═════ Given records ═════
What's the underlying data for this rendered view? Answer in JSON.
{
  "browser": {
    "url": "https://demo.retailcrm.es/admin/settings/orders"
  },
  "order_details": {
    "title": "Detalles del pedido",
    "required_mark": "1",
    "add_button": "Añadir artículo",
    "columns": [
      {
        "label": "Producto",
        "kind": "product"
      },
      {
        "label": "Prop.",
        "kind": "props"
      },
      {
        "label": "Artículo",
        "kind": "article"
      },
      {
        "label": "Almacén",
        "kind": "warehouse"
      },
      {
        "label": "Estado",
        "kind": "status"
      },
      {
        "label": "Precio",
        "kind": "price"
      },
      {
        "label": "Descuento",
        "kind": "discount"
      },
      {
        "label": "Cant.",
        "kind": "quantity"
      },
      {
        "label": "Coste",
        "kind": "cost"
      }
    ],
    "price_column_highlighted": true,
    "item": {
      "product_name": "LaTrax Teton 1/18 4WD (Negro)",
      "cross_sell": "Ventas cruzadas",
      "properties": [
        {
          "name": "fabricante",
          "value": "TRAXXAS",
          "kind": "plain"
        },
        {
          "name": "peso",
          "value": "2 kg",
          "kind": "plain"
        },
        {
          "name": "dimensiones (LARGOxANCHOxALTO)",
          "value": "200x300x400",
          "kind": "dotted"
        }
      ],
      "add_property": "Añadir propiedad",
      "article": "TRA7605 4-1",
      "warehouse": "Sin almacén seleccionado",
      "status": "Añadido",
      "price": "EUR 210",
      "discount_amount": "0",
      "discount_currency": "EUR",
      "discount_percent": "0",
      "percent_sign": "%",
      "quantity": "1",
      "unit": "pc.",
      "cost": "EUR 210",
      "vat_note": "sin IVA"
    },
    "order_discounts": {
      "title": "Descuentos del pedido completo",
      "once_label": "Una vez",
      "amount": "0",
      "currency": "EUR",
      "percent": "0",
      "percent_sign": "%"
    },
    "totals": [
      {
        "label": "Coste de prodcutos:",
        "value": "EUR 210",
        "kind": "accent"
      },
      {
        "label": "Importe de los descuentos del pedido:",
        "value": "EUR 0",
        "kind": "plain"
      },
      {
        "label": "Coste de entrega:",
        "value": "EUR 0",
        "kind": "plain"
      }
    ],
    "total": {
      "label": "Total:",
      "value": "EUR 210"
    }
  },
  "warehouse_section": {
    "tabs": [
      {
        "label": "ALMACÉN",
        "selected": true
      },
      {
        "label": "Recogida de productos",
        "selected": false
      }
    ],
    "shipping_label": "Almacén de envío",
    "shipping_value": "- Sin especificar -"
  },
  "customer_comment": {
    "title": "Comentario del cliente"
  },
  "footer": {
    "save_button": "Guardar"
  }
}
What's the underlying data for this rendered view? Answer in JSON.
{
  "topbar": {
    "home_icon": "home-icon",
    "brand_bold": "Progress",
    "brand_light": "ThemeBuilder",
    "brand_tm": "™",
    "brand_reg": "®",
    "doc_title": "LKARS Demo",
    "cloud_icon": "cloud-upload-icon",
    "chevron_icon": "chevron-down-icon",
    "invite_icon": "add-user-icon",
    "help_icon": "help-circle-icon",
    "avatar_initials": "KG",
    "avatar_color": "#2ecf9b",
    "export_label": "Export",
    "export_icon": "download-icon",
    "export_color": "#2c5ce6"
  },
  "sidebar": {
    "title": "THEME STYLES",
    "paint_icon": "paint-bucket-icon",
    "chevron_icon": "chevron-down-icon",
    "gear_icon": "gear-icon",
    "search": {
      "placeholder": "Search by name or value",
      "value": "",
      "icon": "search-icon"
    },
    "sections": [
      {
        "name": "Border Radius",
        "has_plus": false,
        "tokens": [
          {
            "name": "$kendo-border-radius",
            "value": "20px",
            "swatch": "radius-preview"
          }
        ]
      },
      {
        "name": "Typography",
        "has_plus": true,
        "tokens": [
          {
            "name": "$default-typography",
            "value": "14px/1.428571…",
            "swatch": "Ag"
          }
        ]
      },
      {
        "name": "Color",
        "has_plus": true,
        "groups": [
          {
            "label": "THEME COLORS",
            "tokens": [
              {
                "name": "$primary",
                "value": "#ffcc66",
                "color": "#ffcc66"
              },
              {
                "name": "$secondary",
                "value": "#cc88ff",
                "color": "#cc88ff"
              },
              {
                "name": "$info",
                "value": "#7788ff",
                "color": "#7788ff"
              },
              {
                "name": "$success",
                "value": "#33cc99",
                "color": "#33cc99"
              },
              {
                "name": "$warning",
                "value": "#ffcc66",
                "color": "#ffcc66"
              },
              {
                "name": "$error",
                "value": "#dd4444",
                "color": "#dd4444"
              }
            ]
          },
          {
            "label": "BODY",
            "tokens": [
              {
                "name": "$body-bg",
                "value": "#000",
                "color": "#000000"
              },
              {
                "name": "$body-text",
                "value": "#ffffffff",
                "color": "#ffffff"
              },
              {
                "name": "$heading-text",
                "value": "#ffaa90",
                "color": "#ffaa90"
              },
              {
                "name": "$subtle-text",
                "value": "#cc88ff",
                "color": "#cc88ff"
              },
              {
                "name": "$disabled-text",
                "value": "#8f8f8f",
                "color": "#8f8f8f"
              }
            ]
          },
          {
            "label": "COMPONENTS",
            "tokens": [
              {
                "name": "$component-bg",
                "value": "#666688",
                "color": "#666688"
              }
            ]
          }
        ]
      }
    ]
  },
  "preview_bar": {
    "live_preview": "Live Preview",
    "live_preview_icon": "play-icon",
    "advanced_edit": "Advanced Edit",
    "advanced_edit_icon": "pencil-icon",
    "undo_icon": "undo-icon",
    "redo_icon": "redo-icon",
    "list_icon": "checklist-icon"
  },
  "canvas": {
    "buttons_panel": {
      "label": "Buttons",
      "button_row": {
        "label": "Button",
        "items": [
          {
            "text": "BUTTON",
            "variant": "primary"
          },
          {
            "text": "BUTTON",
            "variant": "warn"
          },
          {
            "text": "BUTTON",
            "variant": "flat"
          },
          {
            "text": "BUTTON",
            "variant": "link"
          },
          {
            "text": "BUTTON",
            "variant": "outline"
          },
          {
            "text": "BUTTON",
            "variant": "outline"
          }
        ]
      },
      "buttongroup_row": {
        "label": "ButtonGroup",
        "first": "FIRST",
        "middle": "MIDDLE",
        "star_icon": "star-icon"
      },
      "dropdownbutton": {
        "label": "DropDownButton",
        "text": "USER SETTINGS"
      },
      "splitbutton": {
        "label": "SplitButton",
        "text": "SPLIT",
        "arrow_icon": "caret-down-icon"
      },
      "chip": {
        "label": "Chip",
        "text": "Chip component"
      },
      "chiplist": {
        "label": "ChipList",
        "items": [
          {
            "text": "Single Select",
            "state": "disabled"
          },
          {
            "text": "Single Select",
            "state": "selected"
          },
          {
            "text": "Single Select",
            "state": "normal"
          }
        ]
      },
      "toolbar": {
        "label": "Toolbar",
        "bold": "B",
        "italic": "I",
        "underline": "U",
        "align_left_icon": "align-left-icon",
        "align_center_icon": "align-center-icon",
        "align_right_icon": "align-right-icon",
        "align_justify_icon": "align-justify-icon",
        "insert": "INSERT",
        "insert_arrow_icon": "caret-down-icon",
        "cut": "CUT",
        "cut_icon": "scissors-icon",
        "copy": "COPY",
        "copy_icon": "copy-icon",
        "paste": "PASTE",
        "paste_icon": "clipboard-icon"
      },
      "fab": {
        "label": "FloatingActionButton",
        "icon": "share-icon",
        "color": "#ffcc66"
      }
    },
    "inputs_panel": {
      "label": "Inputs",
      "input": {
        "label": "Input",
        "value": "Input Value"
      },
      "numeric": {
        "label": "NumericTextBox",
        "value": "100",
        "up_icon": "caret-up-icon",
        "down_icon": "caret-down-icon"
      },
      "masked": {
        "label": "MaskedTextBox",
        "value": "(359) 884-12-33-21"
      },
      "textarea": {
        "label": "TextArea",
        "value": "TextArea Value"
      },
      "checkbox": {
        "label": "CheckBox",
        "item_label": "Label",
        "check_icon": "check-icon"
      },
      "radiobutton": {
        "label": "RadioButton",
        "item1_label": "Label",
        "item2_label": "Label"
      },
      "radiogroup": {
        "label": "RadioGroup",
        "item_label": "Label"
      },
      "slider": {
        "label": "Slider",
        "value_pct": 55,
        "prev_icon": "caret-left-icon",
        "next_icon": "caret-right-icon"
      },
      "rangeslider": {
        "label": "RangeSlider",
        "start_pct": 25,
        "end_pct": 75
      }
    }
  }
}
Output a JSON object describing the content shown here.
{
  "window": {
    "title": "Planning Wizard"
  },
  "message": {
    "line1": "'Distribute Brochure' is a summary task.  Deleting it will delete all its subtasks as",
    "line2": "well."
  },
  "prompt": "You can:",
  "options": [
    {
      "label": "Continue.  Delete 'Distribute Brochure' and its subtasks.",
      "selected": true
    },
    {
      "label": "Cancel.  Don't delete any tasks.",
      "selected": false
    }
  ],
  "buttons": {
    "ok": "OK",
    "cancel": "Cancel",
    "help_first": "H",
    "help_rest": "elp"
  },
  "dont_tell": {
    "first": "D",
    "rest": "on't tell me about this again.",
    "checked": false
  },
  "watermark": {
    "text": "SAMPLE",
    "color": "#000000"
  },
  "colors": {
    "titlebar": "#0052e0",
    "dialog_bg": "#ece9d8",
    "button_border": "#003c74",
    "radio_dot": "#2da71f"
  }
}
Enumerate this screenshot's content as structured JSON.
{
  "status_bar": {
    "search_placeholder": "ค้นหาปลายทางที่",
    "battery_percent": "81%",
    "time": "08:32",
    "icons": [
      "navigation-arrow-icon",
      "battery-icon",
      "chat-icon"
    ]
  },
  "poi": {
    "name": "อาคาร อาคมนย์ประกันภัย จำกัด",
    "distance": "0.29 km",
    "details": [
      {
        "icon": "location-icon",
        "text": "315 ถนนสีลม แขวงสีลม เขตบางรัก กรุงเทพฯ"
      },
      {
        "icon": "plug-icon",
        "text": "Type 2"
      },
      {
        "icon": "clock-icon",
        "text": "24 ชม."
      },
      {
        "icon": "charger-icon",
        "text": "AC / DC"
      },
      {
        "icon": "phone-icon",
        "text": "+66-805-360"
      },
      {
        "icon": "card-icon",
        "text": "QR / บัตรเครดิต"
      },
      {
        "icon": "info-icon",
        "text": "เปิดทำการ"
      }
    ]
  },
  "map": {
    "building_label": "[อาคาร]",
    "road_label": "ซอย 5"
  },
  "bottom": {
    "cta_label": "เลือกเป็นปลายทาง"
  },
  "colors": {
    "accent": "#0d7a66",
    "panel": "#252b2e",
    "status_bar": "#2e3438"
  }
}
═════
* _Job_: Take every line from the records above that has the word "subtasks" and copy it.

* _Exercise result_:
    "line1": "'Distribute Brochure' is a summary task.  Deleting it will delete all its subtasks as",
      "label": "Continue.  Delete 'Distribute Brochure' and its subtasks.",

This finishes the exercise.